The task: Your task is to extract every entry that follows word for word while excluding the pictures.

Records for the task:

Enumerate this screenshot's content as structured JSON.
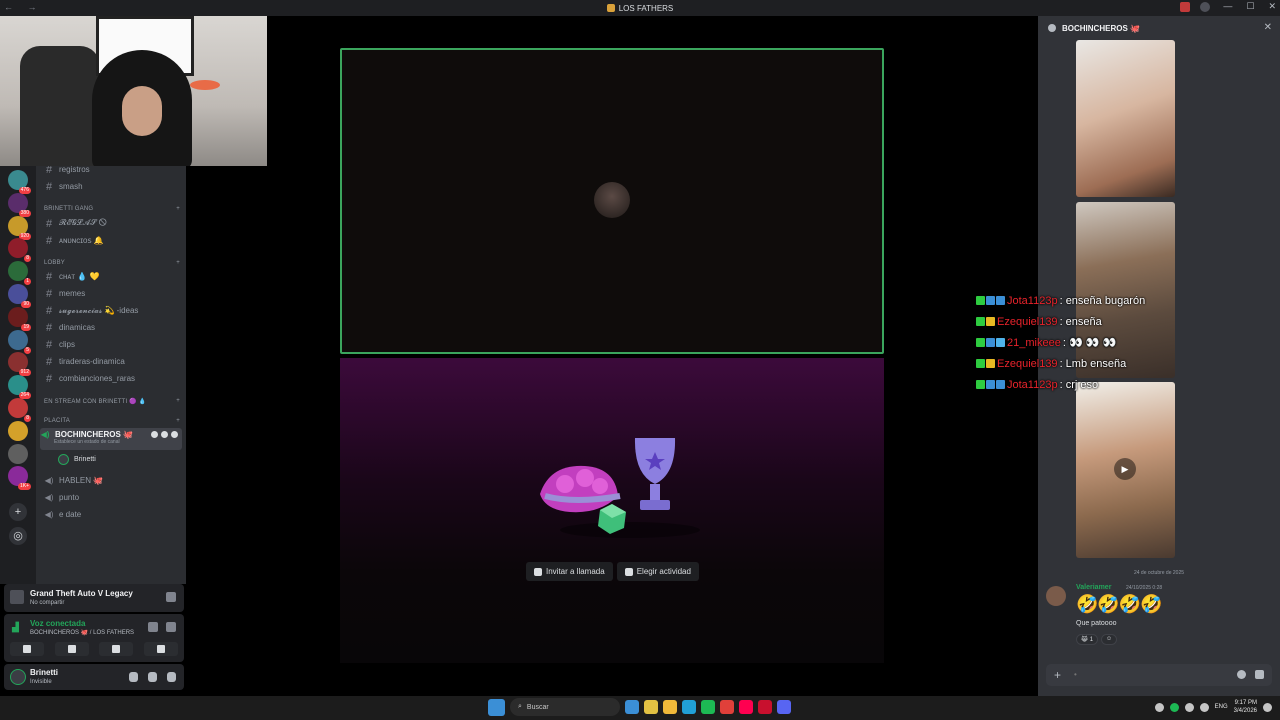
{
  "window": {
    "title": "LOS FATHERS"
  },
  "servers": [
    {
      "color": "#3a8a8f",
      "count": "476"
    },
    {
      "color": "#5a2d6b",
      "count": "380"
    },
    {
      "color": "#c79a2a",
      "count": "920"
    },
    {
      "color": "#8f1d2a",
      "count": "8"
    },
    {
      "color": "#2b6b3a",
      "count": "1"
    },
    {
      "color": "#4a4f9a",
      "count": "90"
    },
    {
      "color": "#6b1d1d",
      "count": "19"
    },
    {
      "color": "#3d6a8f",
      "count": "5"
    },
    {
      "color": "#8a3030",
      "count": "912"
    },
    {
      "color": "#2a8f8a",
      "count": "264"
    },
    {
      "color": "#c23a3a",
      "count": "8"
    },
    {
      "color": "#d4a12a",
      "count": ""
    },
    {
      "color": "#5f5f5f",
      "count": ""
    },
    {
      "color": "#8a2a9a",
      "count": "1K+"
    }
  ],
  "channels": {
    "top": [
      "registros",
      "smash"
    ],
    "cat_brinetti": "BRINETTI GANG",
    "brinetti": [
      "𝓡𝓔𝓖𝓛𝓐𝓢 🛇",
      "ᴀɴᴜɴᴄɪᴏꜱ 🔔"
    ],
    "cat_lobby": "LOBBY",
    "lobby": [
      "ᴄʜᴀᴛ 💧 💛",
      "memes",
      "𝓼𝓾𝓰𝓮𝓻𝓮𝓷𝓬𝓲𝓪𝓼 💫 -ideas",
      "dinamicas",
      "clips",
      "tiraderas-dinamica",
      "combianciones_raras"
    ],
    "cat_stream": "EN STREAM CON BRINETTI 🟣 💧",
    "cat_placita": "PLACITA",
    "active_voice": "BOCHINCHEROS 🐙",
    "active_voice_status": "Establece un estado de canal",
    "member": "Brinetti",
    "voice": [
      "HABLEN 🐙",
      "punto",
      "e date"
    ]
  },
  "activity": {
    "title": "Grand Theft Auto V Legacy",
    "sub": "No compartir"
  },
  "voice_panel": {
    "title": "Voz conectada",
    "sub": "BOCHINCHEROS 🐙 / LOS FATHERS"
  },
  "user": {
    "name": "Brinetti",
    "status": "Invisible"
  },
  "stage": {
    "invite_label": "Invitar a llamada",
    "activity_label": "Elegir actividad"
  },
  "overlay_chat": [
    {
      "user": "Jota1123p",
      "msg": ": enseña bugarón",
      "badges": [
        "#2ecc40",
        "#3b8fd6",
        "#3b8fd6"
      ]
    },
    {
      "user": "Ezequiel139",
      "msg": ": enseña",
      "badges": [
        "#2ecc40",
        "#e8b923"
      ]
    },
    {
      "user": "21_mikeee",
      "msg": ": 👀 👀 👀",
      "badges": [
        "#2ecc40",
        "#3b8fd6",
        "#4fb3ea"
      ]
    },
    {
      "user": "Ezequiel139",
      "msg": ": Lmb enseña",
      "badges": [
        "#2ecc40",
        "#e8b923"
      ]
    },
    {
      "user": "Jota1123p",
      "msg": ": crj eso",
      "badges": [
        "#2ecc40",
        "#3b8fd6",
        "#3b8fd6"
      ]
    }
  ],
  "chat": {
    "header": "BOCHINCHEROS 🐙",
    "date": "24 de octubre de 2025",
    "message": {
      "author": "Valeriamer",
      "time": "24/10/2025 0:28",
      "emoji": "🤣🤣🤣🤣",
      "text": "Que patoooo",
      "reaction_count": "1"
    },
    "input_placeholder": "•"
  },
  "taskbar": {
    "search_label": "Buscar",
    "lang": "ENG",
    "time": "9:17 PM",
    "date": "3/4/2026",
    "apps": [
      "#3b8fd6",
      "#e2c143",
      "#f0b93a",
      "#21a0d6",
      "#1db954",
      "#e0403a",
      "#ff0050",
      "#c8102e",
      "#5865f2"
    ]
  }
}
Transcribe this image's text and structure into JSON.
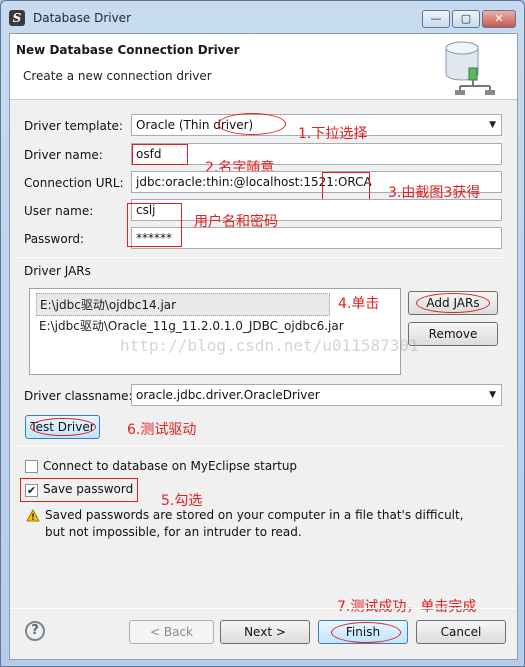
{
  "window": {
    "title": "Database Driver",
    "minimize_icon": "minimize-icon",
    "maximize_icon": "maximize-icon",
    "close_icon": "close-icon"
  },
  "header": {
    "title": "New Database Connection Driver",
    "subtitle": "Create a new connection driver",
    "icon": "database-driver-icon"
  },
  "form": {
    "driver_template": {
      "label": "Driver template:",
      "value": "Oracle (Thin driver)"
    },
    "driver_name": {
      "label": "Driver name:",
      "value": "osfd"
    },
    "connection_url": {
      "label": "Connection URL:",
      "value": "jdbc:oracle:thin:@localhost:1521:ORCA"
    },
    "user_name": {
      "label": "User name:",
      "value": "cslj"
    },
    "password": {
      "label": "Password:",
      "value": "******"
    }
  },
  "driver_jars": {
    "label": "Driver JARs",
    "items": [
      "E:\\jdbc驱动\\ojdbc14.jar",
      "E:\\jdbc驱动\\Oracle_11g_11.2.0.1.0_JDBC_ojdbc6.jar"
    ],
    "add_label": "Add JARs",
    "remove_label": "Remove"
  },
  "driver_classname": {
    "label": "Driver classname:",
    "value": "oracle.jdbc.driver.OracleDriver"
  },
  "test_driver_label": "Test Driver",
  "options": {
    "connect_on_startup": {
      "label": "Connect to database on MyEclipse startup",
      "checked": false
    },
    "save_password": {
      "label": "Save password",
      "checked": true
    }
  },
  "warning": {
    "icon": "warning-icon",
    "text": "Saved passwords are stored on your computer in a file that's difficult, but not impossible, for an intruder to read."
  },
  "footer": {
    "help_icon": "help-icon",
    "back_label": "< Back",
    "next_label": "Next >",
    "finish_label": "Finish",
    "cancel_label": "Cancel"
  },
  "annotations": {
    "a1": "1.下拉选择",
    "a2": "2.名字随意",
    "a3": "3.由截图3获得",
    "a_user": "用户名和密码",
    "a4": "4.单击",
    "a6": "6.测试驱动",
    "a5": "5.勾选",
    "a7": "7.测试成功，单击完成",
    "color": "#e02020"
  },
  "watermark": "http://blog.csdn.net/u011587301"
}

Correct result:
Enumerate this screenshot's content as structured JSON.
{
  "window": {
    "title": "LOS FATHERS"
  },
  "servers": [
    {
      "color": "#3a8a8f",
      "count": "476"
    },
    {
      "color": "#5a2d6b",
      "count": "380"
    },
    {
      "color": "#c79a2a",
      "count": "920"
    },
    {
      "color": "#8f1d2a",
      "count": "8"
    },
    {
      "color": "#2b6b3a",
      "count": "1"
    },
    {
      "color": "#4a4f9a",
      "count": "90"
    },
    {
      "color": "#6b1d1d",
      "count": "19"
    },
    {
      "color": "#3d6a8f",
      "count": "5"
    },
    {
      "color": "#8a3030",
      "count": "912"
    },
    {
      "color": "#2a8f8a",
      "count": "264"
    },
    {
      "color": "#c23a3a",
      "count": "8"
    },
    {
      "color": "#d4a12a",
      "count": ""
    },
    {
      "color": "#5f5f5f",
      "count": ""
    },
    {
      "color": "#8a2a9a",
      "count": "1K+"
    }
  ],
  "channels": {
    "top": [
      "registros",
      "smash"
    ],
    "cat_brinetti": "BRINETTI GANG",
    "brinetti": [
      "𝓡𝓔𝓖𝓛𝓐𝓢 🛇",
      "ᴀɴᴜɴᴄɪᴏꜱ 🔔"
    ],
    "cat_lobby": "LOBBY",
    "lobby": [
      "ᴄʜᴀᴛ 💧 💛",
      "memes",
      "𝓼𝓾𝓰𝓮𝓻𝓮𝓷𝓬𝓲𝓪𝓼 💫 -ideas",
      "dinamicas",
      "clips",
      "tiraderas-dinamica",
      "combianciones_raras"
    ],
    "cat_stream": "EN STREAM CON BRINETTI 🟣 💧",
    "cat_placita": "PLACITA",
    "active_voice": "BOCHINCHEROS 🐙",
    "active_voice_status": "Establece un estado de canal",
    "member": "Brinetti",
    "voice": [
      "HABLEN 🐙",
      "punto",
      "e date"
    ]
  },
  "activity": {
    "title": "Grand Theft Auto V Legacy",
    "sub": "No compartir"
  },
  "voice_panel": {
    "title": "Voz conectada",
    "sub": "BOCHINCHEROS 🐙 / LOS FATHERS"
  },
  "user": {
    "name": "Brinetti",
    "status": "Invisible"
  },
  "stage": {
    "invite_label": "Invitar a llamada",
    "activity_label": "Elegir actividad"
  },
  "overlay_chat": [
    {
      "user": "Jota1123p",
      "msg": ": enseña bugarón",
      "badges": [
        "#2ecc40",
        "#3b8fd6",
        "#3b8fd6"
      ]
    },
    {
      "user": "Ezequiel139",
      "msg": ": enseña",
      "badges": [
        "#2ecc40",
        "#e8b923"
      ]
    },
    {
      "user": "21_mikeee",
      "msg": ": 👀 👀 👀",
      "badges": [
        "#2ecc40",
        "#3b8fd6",
        "#4fb3ea"
      ]
    },
    {
      "user": "Ezequiel139",
      "msg": ": Lmb enseña",
      "badges": [
        "#2ecc40",
        "#e8b923"
      ]
    },
    {
      "user": "Jota1123p",
      "msg": ": crj eso",
      "badges": [
        "#2ecc40",
        "#3b8fd6",
        "#3b8fd6"
      ]
    }
  ],
  "chat": {
    "header": "BOCHINCHEROS 🐙",
    "date": "24 de octubre de 2025",
    "message": {
      "author": "Valeriamer",
      "time": "24/10/2025 0:28",
      "emoji": "🤣🤣🤣🤣",
      "text": "Que patoooo",
      "reaction_count": "1"
    },
    "input_placeholder": "•"
  },
  "taskbar": {
    "search_label": "Buscar",
    "lang": "ENG",
    "time": "9:17 PM",
    "date": "3/4/2026",
    "apps": [
      "#3b8fd6",
      "#e2c143",
      "#f0b93a",
      "#21a0d6",
      "#1db954",
      "#e0403a",
      "#ff0050",
      "#c8102e",
      "#5865f2"
    ]
  }
}
Transcribe this image's text and structure into JSON.
{
  "window": {
    "title": "Database Driver",
    "minimize_icon": "minimize-icon",
    "maximize_icon": "maximize-icon",
    "close_icon": "close-icon"
  },
  "header": {
    "title": "New Database Connection Driver",
    "subtitle": "Create a new connection driver",
    "icon": "database-driver-icon"
  },
  "form": {
    "driver_template": {
      "label": "Driver template:",
      "value": "Oracle (Thin driver)"
    },
    "driver_name": {
      "label": "Driver name:",
      "value": "osfd"
    },
    "connection_url": {
      "label": "Connection URL:",
      "value": "jdbc:oracle:thin:@localhost:1521:ORCA"
    },
    "user_name": {
      "label": "User name:",
      "value": "cslj"
    },
    "password": {
      "label": "Password:",
      "value": "******"
    }
  },
  "driver_jars": {
    "label": "Driver JARs",
    "items": [
      "E:\\jdbc驱动\\ojdbc14.jar",
      "E:\\jdbc驱动\\Oracle_11g_11.2.0.1.0_JDBC_ojdbc6.jar"
    ],
    "add_label": "Add JARs",
    "remove_label": "Remove"
  },
  "driver_classname": {
    "label": "Driver classname:",
    "value": "oracle.jdbc.driver.OracleDriver"
  },
  "test_driver_label": "Test Driver",
  "options": {
    "connect_on_startup": {
      "label": "Connect to database on MyEclipse startup",
      "checked": false
    },
    "save_password": {
      "label": "Save password",
      "checked": true
    }
  },
  "warning": {
    "icon": "warning-icon",
    "text": "Saved passwords are stored on your computer in a file that's difficult, but not impossible, for an intruder to read."
  },
  "footer": {
    "help_icon": "help-icon",
    "back_label": "< Back",
    "next_label": "Next >",
    "finish_label": "Finish",
    "cancel_label": "Cancel"
  },
  "annotations": {
    "a1": "1.下拉选择",
    "a2": "2.名字随意",
    "a3": "3.由截图3获得",
    "a_user": "用户名和密码",
    "a4": "4.单击",
    "a6": "6.测试驱动",
    "a5": "5.勾选",
    "a7": "7.测试成功，单击完成",
    "color": "#e02020"
  },
  "watermark": "http://blog.csdn.net/u011587301"
}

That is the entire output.